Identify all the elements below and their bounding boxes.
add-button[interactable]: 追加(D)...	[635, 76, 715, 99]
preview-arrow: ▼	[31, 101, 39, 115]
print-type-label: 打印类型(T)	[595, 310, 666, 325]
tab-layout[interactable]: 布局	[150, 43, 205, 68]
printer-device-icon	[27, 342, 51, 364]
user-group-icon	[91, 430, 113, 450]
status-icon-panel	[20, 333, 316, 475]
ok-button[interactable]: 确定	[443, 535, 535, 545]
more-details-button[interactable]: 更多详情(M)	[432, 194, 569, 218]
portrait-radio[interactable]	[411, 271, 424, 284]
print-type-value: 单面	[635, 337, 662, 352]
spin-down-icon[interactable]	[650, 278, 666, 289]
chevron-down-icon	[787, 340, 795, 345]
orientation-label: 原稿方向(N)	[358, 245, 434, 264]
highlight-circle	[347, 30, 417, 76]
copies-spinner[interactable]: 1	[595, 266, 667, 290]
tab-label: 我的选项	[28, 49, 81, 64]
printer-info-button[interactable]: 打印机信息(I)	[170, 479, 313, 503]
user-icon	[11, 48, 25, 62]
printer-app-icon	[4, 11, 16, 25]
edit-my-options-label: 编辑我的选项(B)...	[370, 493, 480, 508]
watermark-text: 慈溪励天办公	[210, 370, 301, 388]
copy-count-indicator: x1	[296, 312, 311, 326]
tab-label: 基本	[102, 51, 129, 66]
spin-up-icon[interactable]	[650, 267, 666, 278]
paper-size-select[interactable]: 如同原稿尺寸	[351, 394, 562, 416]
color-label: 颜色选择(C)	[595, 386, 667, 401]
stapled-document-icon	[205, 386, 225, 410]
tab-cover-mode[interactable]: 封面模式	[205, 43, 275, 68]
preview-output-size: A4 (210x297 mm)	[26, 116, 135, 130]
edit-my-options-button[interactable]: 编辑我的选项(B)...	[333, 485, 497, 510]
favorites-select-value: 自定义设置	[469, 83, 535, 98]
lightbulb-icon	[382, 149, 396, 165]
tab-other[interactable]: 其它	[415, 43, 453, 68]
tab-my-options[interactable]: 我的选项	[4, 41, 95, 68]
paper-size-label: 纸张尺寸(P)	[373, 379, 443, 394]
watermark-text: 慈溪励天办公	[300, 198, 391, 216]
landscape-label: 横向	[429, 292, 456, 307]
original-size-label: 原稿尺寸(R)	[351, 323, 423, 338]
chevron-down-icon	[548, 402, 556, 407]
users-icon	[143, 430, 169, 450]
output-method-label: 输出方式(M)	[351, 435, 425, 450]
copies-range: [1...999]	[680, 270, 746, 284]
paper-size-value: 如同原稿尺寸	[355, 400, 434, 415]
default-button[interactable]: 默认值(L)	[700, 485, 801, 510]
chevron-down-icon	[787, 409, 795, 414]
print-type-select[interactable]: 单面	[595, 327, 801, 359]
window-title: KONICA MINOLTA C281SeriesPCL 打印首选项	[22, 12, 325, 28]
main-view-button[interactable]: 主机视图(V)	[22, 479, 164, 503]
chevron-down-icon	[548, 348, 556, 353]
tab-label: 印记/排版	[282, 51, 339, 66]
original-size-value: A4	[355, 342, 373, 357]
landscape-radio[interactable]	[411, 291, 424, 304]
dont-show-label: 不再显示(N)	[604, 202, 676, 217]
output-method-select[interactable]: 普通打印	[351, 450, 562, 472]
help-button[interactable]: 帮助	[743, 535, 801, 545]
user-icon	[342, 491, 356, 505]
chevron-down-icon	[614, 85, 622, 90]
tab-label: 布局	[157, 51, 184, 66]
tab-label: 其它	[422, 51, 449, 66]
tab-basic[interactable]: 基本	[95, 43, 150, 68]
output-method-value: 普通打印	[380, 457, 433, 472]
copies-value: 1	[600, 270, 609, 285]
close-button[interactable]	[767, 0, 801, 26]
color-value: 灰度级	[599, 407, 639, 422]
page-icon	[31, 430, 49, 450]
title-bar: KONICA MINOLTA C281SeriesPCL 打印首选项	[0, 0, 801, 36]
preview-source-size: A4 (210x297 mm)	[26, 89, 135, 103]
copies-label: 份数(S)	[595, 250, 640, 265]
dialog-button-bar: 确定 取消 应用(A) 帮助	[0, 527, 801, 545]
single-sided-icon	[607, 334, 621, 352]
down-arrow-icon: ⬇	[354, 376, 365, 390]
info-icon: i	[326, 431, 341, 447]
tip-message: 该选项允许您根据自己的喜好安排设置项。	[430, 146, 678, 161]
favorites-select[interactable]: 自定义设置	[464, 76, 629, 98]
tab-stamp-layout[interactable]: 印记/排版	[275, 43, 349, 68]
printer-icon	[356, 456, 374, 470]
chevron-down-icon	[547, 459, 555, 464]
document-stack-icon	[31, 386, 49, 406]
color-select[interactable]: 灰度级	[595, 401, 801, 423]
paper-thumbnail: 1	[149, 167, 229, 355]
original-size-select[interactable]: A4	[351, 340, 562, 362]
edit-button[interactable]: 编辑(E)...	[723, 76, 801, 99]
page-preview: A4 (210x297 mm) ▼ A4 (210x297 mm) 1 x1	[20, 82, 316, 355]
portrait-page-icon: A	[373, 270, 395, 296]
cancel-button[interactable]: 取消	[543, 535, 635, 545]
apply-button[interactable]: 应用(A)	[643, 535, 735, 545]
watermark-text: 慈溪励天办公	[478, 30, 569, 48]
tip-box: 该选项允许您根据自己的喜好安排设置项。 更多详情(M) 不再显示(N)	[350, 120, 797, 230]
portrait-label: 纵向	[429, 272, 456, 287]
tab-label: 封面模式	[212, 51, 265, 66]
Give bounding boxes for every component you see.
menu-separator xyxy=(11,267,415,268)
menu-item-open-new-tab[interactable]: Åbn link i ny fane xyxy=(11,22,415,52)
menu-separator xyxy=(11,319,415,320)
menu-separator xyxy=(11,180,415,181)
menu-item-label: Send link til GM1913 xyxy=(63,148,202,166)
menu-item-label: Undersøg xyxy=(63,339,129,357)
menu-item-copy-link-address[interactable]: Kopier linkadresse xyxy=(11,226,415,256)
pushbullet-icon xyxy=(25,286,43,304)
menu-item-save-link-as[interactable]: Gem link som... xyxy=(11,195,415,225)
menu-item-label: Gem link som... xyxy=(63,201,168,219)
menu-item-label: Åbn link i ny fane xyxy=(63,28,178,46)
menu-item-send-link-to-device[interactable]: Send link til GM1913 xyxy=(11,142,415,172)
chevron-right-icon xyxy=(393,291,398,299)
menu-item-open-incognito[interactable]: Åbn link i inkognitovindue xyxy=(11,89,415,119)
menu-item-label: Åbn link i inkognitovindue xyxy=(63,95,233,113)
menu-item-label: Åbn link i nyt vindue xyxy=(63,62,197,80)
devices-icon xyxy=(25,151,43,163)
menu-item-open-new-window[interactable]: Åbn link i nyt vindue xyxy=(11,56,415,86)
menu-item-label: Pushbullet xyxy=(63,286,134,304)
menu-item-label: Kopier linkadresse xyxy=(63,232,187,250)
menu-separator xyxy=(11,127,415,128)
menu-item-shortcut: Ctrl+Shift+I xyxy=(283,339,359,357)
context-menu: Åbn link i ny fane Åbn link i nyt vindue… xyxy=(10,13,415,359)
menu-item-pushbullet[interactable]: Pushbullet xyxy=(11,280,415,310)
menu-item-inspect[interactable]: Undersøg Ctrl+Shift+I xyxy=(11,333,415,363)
————————
Express the records above as a numbered list, starting from their first line and stopping after the line that contains "402, 556, 407]". Omit any blank lines.

=== ANSWER TO THE PROBLEM ===
1. Identify all the elements below and their bounding boxes.
2. add-button[interactable]: 追加(D)...	[635, 76, 715, 99]
3. preview-arrow: ▼	[31, 101, 39, 115]
4. print-type-label: 打印类型(T)	[595, 310, 666, 325]
5. tab-layout[interactable]: 布局	[150, 43, 205, 68]
6. printer-device-icon	[27, 342, 51, 364]
7. user-group-icon	[91, 430, 113, 450]
8. status-icon-panel	[20, 333, 316, 475]
9. ok-button[interactable]: 确定	[443, 535, 535, 545]
10. more-details-button[interactable]: 更多详情(M)	[432, 194, 569, 218]
11. portrait-radio[interactable]	[411, 271, 424, 284]
12. print-type-value: 单面	[635, 337, 662, 352]
13. spin-down-icon[interactable]	[650, 278, 666, 289]
14. chevron-down-icon	[787, 340, 795, 345]
15. orientation-label: 原稿方向(N)	[358, 245, 434, 264]
16. highlight-circle	[347, 30, 417, 76]
17. copies-spinner[interactable]: 1	[595, 266, 667, 290]
18. tab-label: 我的选项	[28, 49, 81, 64]
19. printer-info-button[interactable]: 打印机信息(I)	[170, 479, 313, 503]
20. user-icon	[11, 48, 25, 62]
21. printer-app-icon	[4, 11, 16, 25]
22. edit-my-options-label: 编辑我的选项(B)...	[370, 493, 480, 508]
23. watermark-text: 慈溪励天办公	[210, 370, 301, 388]
24. copy-count-indicator: x1	[296, 312, 311, 326]
25. tab-label: 基本	[102, 51, 129, 66]
26. spin-up-icon[interactable]	[650, 267, 666, 278]
27. paper-size-select[interactable]: 如同原稿尺寸	[351, 394, 562, 416]
28. color-label: 颜色选择(C)	[595, 386, 667, 401]
29. stapled-document-icon	[205, 386, 225, 410]
30. tab-cover-mode[interactable]: 封面模式	[205, 43, 275, 68]
31. preview-output-size: A4 (210x297 mm)	[26, 116, 135, 130]
32. edit-my-options-button[interactable]: 编辑我的选项(B)...	[333, 485, 497, 510]
33. favorites-select-value: 自定义设置	[469, 83, 535, 98]
34. lightbulb-icon	[382, 149, 396, 165]
35. tab-other[interactable]: 其它	[415, 43, 453, 68]
36. tab-my-options[interactable]: 我的选项	[4, 41, 95, 68]
37. paper-size-label: 纸张尺寸(P)	[373, 379, 443, 394]
38. watermark-text: 慈溪励天办公	[300, 198, 391, 216]
39. landscape-label: 横向	[429, 292, 456, 307]
40. original-size-label: 原稿尺寸(R)	[351, 323, 423, 338]
41. chevron-down-icon	[548, 402, 556, 407]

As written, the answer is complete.